• Task statement
Restate all the material verbatim, except for the pictures.

• Task data
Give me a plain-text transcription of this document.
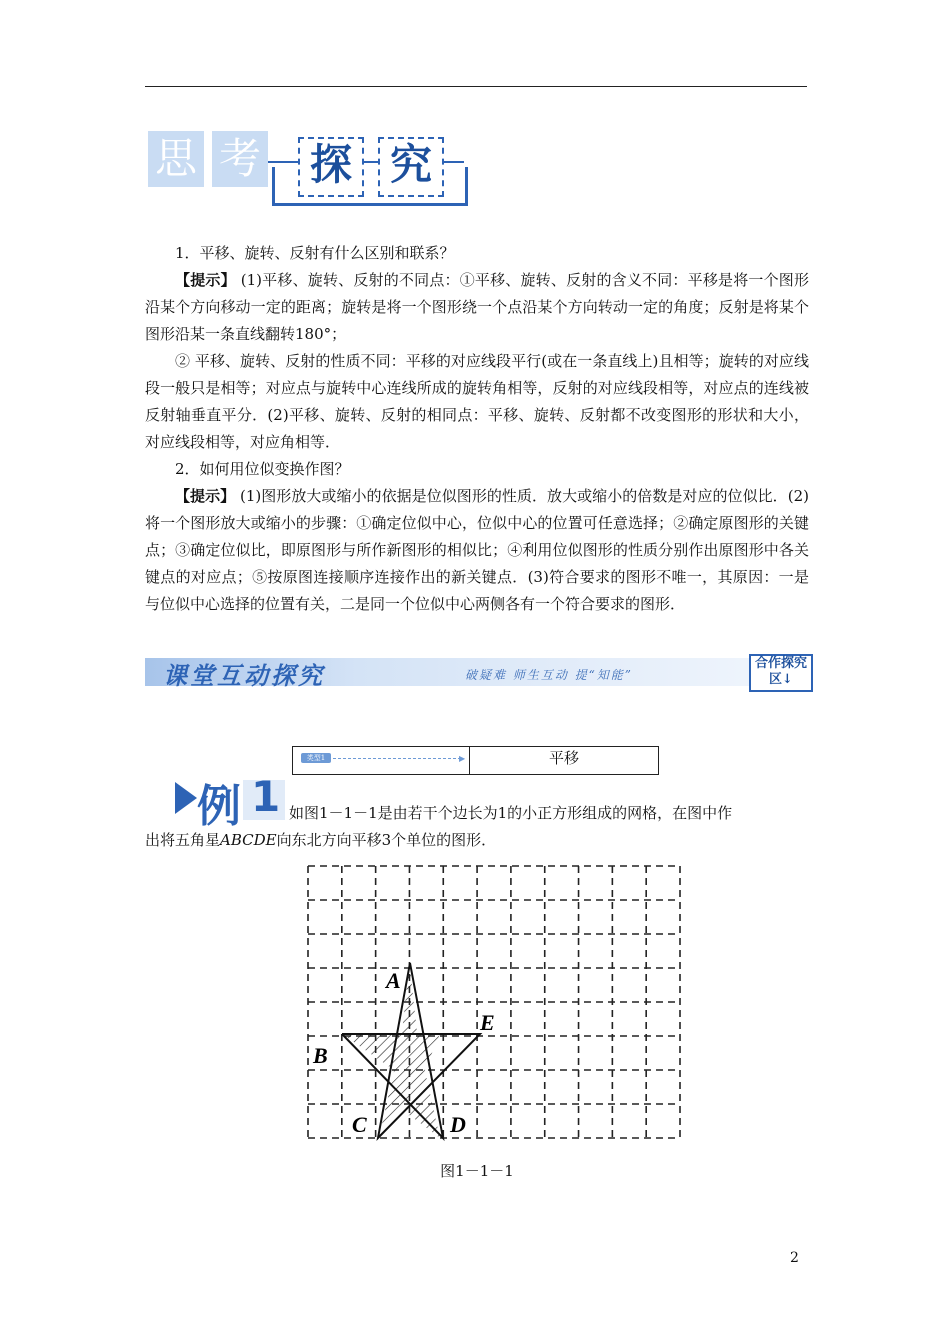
思 考 探 究

1．平移、旋转、反射有什么区别和联系？

【提示】 (1)平移、旋转、反射的不同点：①平移、旋转、反射的含义不同：平移是将一个图形沿某个方向移动一定的距离；旋转是将一个图形绕一个点沿某个方向转动一定的角度；反射是将某个图形沿某一条直线翻转180°；

② 平移、旋转、反射的性质不同：平移的对应线段平行(或在一条直线上)且相等；旋转的对应线段一般只是相等；对应点与旋转中心连线所成的旋转角相等，反射的对应线段相等，对应点的连线被反射轴垂直平分．(2)平移、旋转、反射的相同点：平移、旋转、反射都不改变图形的形状和大小，对应线段相等，对应角相等．

2．如何用位似变换作图？

【提示】 (1)图形放大或缩小的依据是位似图形的性质．放大或缩小的倍数是对应的位似比．(2)将一个图形放大或缩小的步骤：①确定位似中心，位似中心的位置可任意选择；②确定原图形的关键点；③确定位似比，即原图形与所作新图形的相似比；④利用位似图形的性质分别作出原图形中各关键点的对应点；⑤按原图连接顺序连接作出的新关键点．(3)符合要求的图形不唯一，其原因：一是与位似中心选择的位置有关，二是同一个位似中心两侧各有一个符合要求的图形．

课堂互动探究	破疑难 师生互动 提“知能”
合作探究区↓
类型1	▶	平移
例 1 如图1－1－1是由若干个边长为1的小正方形组成的网格，在图中作
出将五角星ABCDE向东北方向平移3个单位的图形．
A
E
B
C	D
图1－1－1
2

• Response to the task
Give me a plain-text transcription of this document.
思 考 探 究

1．平移、旋转、反射有什么区别和联系？

【提示】 (1)平移、旋转、反射的不同点：①平移、旋转、反射的含义不同：平移是将一个图形沿某个方向移动一定的距离；旋转是将一个图形绕一个点沿某个方向转动一定的角度；反射是将某个图形沿某一条直线翻转180°；

② 平移、旋转、反射的性质不同：平移的对应线段平行(或在一条直线上)且相等；旋转的对应线段一般只是相等；对应点与旋转中心连线所成的旋转角相等，反射的对应线段相等，对应点的连线被反射轴垂直平分．(2)平移、旋转、反射的相同点：平移、旋转、反射都不改变图形的形状和大小，对应线段相等，对应角相等．

2．如何用位似变换作图？

【提示】 (1)图形放大或缩小的依据是位似图形的性质．放大或缩小的倍数是对应的位似比．(2)将一个图形放大或缩小的步骤：①确定位似中心，位似中心的位置可任意选择；②确定原图形的关键点；③确定位似比，即原图形与所作新图形的相似比；④利用位似图形的性质分别作出原图形中各关键点的对应点；⑤按原图连接顺序连接作出的新关键点．(3)符合要求的图形不唯一，其原因：一是与位似中心选择的位置有关，二是同一个位似中心两侧各有一个符合要求的图形．

课堂互动探究	破疑难 师生互动 提“知能”
合作探究区↓
类型1	▶	平移
例 1 如图1－1－1是由若干个边长为1的小正方形组成的网格，在图中作
出将五角星ABCDE向东北方向平移3个单位的图形．
A
E
B
C	D
图1－1－1
2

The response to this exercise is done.